Task directions>
Take each line containing the word "motion" and copy it.

-- START Material shown --

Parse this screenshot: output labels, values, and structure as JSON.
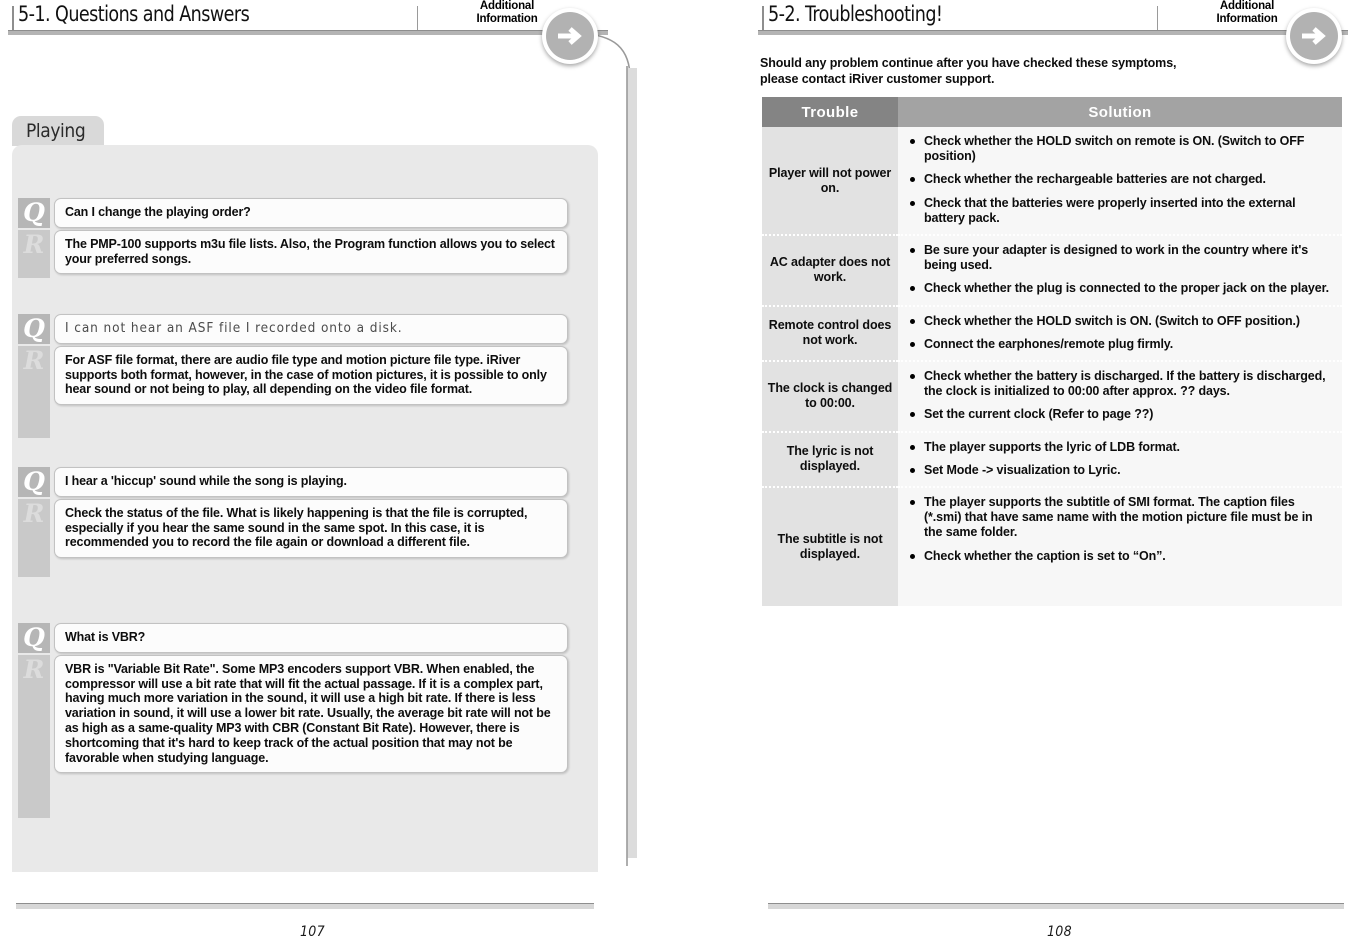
{
  "left_page": {
    "header": {
      "title": "5-1. Questions and Answers",
      "side_label_line1": "Additional",
      "side_label_line2": "Information",
      "arrow_icon": "arrow-right-circle-icon"
    },
    "tab_label": "Playing",
    "qa": [
      {
        "q_badge": "Q",
        "r_badge": "R",
        "question": "Can I change the playing order?",
        "question_style": "bold",
        "answer": "The PMP-100 supports m3u file lists. Also, the Program function allows you to select your preferred songs."
      },
      {
        "q_badge": "Q",
        "r_badge": "R",
        "question": "I can not hear an ASF file I recorded onto a disk.",
        "question_style": "thin",
        "answer": "For ASF file format, there are audio file type and motion picture file type. iRiver supports both format, however, in the case of motion pictures, it is possible to only hear sound or not being to play, all depending on the video file format."
      },
      {
        "q_badge": "Q",
        "r_badge": "R",
        "question": "I hear a 'hiccup' sound while the song is playing.",
        "question_style": "bold",
        "answer": "Check the status of the file. What is likely happening is that the file is corrupted, especially if you hear the same sound in the same spot. In this case, it is recommended you to record the file again or download a different file."
      },
      {
        "q_badge": "Q",
        "r_badge": "R",
        "question": "What is VBR?",
        "question_style": "bold",
        "answer": "VBR is \"Variable Bit Rate\". Some MP3 encoders support VBR. When enabled, the compressor will use a bit rate that will fit the actual passage. If it is a complex part, having much more variation in the sound, it will use a high bit rate. If there is less variation in sound, it will use a lower bit rate. Usually, the average bit rate will not be as high as a same-quality MP3 with CBR (Constant Bit Rate). However, there is shortcoming that it's hard to keep track of the actual position that may not be favorable when studying language."
      }
    ],
    "page_number": "107"
  },
  "right_page": {
    "header": {
      "title": "5-2. Troubleshooting!",
      "side_label_line1": "Additional",
      "side_label_line2": "Information",
      "arrow_icon": "arrow-right-circle-icon"
    },
    "intro_line1": "Should any problem continue after you have checked these symptoms,",
    "intro_line2": "please contact iRiver customer support.",
    "table": {
      "columns": [
        "Trouble",
        "Solution"
      ],
      "rows": [
        {
          "trouble": "Player will not power on.",
          "solutions": [
            "Check whether the HOLD switch on remote is ON. (Switch to OFF position)",
            "Check whether the rechargeable batteries are not charged.",
            "Check that the batteries were properly inserted into the external battery pack."
          ]
        },
        {
          "trouble": "AC adapter does not work.",
          "solutions": [
            "Be sure your adapter is designed to work in the country where it's being used.",
            "Check whether the plug is connected to the proper jack on the player."
          ]
        },
        {
          "trouble": "Remote control does not work.",
          "solutions": [
            "Check whether the HOLD switch is ON. (Switch to OFF position.)",
            "Connect the earphones/remote plug firmly."
          ]
        },
        {
          "trouble": "The clock is changed to 00:00.",
          "solutions": [
            "Check whether the battery is discharged. If the battery is discharged, the clock is initialized to 00:00 after approx. ?? days.",
            "Set the current clock (Refer to page ??)"
          ]
        },
        {
          "trouble": "The lyric is not displayed.",
          "solutions": [
            "The player supports the lyric of LDB format.",
            "Set Mode -> visualization to Lyric."
          ]
        },
        {
          "trouble": "The subtitle is not displayed.",
          "solutions": [
            "The player supports the subtitle of SMI format. The caption files (*.smi) that have same name with the motion picture file must be in the same folder.",
            "Check whether the caption is set to “On”."
          ]
        }
      ]
    },
    "page_number": "108"
  },
  "colors": {
    "header_rule": "#b4b4b4",
    "panel_bg": "#e9e9e9",
    "tab_bg": "#d9d9d9",
    "badge_q_bg": "#b6b6b6",
    "badge_r_bg": "#c9c9c9",
    "table_header_trouble": "#848484",
    "table_header_solution": "#a3a3a3",
    "table_cell_trouble": "#e2e2e2",
    "table_cell_solution": "#f7f7f7",
    "arrow_disc": "#b2b2b2"
  }
}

-- END Material shown --

Solution to this exercise>
        "answer": "For ASF file format, there are audio file type and motion picture file type. iRiver supports both format, however, in the case of motion pictures, it is possible to only hear sound or not being to play, all depending on the video file format."
            "The player supports the subtitle of SMI format. The caption files (*.smi) that have same name with the motion picture file must be in the same folder.",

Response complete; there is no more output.